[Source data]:
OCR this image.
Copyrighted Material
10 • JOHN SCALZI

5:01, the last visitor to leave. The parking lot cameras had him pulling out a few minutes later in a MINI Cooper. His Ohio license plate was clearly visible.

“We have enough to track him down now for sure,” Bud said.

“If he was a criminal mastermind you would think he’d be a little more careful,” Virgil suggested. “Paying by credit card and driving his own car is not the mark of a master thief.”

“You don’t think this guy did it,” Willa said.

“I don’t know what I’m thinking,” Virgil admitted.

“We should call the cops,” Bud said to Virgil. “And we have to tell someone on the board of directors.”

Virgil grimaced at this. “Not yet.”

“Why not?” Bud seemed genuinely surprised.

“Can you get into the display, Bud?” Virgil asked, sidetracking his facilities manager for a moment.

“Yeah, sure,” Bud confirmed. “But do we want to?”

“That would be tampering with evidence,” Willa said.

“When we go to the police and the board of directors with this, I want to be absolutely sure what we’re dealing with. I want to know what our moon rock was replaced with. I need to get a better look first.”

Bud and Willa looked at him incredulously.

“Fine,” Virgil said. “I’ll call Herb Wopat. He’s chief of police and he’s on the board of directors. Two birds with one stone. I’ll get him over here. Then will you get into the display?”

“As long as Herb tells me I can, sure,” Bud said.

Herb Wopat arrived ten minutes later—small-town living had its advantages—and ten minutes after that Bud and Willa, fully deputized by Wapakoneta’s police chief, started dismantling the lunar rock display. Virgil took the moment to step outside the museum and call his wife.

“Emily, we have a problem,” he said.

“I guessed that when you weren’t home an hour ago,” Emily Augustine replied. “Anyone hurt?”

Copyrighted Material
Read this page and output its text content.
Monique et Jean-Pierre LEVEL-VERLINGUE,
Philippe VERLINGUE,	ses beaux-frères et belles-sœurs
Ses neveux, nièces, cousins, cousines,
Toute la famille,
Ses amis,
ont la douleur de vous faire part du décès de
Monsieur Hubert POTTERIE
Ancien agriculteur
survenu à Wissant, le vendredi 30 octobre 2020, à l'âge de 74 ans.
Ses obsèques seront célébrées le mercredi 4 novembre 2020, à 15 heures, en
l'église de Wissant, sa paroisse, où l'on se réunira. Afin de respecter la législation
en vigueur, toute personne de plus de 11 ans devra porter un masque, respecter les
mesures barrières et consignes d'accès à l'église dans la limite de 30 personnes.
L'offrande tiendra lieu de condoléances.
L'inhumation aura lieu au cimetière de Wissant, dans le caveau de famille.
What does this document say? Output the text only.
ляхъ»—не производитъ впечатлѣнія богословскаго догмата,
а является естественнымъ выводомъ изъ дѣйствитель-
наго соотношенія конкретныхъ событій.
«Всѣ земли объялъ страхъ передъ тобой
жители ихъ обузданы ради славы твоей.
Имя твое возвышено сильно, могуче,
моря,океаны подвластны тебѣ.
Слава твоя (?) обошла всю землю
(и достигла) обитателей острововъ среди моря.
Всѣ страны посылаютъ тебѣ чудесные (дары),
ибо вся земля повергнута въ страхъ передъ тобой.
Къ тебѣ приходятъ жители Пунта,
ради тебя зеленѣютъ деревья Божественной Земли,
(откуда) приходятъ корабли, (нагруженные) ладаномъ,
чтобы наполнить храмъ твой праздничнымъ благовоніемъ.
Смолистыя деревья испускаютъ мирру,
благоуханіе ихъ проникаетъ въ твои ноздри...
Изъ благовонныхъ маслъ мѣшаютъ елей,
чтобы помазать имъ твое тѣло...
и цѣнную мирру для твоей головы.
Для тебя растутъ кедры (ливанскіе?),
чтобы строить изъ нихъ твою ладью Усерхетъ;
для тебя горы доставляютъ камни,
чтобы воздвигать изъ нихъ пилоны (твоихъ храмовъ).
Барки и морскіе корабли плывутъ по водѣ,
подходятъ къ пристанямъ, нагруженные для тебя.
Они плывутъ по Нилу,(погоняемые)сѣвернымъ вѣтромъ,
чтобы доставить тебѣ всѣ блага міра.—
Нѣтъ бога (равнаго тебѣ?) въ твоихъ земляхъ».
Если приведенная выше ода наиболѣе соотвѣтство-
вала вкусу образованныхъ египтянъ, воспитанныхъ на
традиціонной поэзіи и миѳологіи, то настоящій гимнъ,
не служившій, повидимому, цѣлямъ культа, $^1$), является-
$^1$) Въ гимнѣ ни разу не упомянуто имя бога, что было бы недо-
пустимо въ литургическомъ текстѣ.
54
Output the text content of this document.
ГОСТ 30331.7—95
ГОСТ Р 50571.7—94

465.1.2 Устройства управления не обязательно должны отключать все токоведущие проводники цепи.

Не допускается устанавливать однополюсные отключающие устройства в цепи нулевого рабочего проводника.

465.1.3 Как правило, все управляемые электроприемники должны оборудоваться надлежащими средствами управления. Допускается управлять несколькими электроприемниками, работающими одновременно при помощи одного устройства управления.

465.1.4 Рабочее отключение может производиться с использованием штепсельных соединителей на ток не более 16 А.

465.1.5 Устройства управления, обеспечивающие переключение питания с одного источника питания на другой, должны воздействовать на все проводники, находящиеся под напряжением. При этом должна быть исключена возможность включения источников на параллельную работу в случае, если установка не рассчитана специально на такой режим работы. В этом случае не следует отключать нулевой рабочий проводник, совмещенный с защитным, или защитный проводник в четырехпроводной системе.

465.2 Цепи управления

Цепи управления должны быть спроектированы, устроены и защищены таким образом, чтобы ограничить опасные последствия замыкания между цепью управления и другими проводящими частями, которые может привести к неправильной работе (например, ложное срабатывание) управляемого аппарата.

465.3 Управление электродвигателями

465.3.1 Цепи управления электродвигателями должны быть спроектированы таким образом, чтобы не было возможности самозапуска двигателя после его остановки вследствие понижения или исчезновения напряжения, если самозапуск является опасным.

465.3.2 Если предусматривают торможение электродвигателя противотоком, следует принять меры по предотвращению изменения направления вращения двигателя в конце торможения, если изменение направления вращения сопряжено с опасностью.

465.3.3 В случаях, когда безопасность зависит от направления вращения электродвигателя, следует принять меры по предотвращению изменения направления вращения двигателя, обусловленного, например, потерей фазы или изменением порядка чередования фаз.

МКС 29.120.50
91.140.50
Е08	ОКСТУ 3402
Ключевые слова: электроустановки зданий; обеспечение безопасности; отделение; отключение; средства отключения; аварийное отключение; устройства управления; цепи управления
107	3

[REQUIRED WORK]: What count of lines in the listing contain the word "отключать"? Reply with the number only.

[ANSWER TO THE PROBLEM]: 2